Data supplied:
BEGIN

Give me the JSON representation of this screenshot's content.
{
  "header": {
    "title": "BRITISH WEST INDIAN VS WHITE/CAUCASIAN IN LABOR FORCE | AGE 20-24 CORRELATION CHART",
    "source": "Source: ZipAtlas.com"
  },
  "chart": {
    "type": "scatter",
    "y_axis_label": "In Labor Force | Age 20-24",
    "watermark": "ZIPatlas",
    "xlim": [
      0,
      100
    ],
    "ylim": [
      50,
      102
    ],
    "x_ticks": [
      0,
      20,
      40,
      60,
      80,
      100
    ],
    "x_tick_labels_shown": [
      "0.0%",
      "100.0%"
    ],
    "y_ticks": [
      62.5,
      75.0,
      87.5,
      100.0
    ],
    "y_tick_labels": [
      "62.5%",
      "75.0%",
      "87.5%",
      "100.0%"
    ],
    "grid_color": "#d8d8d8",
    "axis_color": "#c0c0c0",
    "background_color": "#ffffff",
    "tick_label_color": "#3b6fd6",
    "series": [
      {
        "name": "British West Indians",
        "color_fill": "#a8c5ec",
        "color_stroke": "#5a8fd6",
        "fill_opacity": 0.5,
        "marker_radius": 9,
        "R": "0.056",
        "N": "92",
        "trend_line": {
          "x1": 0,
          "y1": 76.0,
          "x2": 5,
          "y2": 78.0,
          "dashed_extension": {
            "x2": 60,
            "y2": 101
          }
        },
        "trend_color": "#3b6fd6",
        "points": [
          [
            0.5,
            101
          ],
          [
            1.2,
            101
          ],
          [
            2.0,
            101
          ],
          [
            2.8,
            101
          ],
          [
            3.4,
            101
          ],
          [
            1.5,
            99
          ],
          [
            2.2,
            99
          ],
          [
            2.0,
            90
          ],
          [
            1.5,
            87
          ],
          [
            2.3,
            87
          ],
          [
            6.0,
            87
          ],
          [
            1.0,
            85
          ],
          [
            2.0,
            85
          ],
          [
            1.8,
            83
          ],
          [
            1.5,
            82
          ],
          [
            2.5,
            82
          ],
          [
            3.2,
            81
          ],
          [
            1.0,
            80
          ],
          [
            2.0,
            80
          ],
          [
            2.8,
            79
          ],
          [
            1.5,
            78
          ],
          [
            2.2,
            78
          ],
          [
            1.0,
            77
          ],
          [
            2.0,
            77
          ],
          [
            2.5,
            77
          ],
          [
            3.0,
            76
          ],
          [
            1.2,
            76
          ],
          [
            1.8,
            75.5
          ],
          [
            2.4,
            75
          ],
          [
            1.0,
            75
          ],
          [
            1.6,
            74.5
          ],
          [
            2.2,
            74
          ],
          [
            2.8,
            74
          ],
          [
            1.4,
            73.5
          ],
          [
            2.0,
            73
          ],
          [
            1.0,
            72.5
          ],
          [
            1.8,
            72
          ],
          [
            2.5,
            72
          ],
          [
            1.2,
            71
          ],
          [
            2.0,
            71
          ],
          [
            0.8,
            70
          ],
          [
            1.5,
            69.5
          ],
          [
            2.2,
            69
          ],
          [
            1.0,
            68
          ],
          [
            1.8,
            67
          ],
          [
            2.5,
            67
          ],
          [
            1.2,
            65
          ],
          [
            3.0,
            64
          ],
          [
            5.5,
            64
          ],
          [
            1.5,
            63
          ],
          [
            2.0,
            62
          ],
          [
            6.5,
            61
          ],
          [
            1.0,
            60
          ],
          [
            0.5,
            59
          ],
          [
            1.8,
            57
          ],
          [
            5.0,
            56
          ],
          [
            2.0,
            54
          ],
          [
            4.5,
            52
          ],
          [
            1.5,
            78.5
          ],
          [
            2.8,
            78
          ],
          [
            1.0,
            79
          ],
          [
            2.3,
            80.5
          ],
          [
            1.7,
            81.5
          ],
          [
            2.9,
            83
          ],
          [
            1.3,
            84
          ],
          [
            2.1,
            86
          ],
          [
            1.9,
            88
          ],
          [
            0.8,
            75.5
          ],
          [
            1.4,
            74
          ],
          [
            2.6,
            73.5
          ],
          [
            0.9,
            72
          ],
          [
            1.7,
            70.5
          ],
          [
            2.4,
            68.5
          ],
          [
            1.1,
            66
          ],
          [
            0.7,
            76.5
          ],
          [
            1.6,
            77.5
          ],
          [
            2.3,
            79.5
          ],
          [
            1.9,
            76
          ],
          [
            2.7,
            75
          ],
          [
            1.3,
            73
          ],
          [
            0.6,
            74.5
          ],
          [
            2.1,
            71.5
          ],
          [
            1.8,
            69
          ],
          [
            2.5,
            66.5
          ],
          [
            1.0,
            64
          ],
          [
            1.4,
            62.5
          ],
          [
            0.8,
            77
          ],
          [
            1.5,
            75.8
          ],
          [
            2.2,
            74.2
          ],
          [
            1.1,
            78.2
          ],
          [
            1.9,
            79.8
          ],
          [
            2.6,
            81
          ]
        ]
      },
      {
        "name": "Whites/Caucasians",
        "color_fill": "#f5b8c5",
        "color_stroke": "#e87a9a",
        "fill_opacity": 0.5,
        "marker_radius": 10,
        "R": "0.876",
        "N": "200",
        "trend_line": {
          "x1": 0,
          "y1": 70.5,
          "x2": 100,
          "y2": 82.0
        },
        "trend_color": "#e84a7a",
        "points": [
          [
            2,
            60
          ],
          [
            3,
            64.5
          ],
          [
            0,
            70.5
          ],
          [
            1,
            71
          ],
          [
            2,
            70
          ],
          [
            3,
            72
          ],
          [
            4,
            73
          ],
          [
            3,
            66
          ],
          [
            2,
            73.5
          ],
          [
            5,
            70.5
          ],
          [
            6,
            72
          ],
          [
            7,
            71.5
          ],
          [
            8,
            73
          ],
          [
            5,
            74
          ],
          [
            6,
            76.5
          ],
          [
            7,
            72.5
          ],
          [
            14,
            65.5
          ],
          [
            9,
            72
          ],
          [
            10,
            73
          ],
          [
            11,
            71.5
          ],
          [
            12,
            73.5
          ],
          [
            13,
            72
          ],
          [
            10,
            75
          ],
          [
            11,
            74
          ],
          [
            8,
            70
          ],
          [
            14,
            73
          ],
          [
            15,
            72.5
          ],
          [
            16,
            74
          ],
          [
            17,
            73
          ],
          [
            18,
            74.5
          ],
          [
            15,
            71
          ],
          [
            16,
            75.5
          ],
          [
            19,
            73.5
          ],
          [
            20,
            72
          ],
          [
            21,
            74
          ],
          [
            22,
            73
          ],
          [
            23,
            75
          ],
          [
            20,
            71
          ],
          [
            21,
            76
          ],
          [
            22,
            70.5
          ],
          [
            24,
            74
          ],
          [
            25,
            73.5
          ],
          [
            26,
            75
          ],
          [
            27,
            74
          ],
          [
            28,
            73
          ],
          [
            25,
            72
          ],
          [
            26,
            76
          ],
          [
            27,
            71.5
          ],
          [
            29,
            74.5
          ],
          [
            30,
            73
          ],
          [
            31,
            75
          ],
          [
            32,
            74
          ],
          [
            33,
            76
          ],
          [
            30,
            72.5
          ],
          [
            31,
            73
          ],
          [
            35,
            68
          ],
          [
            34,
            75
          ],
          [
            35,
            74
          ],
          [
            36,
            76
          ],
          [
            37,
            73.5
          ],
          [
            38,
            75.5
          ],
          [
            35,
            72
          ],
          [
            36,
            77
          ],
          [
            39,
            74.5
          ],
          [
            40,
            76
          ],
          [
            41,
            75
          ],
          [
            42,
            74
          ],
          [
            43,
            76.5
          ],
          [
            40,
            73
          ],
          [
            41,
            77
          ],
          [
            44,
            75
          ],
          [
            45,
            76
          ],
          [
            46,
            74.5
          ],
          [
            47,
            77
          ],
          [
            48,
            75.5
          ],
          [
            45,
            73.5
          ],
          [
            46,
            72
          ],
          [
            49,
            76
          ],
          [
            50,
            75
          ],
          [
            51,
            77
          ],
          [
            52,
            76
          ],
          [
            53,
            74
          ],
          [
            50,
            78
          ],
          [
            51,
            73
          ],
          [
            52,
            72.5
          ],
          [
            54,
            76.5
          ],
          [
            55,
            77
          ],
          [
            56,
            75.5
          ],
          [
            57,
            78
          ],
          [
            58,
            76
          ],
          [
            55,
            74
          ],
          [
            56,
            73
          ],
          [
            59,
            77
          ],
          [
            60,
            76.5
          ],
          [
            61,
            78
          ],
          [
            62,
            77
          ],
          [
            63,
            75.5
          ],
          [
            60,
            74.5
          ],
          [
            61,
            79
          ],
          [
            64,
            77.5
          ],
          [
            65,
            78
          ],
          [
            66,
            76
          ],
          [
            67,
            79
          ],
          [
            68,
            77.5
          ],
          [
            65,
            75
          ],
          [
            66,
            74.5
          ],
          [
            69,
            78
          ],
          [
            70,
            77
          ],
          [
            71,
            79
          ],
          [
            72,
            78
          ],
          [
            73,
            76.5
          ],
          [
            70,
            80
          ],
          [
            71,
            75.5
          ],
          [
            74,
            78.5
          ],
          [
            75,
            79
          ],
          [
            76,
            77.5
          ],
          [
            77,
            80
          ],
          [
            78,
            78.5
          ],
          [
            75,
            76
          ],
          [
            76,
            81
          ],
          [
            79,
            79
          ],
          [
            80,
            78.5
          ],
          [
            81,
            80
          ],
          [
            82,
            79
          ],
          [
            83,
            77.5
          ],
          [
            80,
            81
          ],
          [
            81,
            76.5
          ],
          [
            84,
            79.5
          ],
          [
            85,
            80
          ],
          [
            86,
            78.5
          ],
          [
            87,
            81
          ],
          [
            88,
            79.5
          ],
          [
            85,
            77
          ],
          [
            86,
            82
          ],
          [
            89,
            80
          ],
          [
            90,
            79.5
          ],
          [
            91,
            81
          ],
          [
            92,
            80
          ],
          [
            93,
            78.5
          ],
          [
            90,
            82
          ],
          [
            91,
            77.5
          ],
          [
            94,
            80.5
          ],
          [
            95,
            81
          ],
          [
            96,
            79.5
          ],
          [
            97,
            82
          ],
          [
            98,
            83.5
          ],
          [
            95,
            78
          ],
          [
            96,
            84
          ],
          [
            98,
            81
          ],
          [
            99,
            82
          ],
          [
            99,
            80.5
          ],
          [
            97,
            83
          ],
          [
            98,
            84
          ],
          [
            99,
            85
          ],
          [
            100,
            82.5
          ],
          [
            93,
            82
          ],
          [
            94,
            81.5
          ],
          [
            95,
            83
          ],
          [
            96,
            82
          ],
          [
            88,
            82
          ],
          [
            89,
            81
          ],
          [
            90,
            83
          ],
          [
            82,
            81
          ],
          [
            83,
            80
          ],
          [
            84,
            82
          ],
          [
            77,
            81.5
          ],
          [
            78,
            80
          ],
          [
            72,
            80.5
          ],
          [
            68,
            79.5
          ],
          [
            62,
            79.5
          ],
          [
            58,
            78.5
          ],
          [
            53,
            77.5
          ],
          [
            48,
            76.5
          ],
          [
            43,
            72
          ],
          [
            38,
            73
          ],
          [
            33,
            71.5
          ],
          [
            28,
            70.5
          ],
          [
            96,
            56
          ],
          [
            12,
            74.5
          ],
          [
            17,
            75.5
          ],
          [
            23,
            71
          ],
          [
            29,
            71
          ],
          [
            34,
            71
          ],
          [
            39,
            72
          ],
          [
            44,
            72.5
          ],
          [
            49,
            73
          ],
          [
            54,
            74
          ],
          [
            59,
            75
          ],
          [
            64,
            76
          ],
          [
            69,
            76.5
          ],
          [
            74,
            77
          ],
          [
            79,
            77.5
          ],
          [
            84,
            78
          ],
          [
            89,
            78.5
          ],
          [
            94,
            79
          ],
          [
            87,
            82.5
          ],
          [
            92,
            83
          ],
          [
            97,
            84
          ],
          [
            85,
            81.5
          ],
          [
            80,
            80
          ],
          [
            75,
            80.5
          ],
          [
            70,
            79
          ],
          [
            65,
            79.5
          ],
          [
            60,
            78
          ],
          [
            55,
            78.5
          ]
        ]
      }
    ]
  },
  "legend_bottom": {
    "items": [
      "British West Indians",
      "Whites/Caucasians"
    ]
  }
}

END

What needs to be done: Collect each line above holding the string "Indians".

Result for this task:
        "name": "British West Indians",
      "British West Indians",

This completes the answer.